Exercise task — How many lines of these entries hold the string "about"? Reply with the number alone.

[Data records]
######

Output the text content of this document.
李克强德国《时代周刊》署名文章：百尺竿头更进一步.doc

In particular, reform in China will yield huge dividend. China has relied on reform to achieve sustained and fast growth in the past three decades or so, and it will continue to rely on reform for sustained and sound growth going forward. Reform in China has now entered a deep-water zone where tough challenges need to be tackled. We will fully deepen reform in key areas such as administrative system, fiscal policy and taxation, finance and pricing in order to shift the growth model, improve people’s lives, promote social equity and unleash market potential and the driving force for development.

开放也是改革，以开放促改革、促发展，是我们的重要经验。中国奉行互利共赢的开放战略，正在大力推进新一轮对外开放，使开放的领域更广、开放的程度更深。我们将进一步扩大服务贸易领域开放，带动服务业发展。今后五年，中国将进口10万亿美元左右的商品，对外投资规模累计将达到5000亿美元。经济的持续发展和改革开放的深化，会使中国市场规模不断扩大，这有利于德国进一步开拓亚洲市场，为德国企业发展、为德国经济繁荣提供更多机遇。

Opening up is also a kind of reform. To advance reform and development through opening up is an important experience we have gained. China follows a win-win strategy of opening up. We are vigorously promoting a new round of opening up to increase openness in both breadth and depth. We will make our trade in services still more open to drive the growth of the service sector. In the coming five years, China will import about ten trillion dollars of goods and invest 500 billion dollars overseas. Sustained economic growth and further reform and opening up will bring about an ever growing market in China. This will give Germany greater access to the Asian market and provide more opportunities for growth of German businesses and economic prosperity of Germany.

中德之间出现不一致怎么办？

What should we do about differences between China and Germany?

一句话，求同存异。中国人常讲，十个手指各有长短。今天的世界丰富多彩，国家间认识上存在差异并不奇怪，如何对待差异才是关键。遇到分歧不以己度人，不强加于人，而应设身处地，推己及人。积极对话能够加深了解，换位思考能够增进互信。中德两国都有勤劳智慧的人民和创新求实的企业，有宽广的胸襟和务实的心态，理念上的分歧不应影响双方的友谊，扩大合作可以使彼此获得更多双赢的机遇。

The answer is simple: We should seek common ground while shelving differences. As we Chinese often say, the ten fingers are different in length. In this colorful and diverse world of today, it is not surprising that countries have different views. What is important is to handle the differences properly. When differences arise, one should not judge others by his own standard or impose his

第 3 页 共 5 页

######

Complete response — 2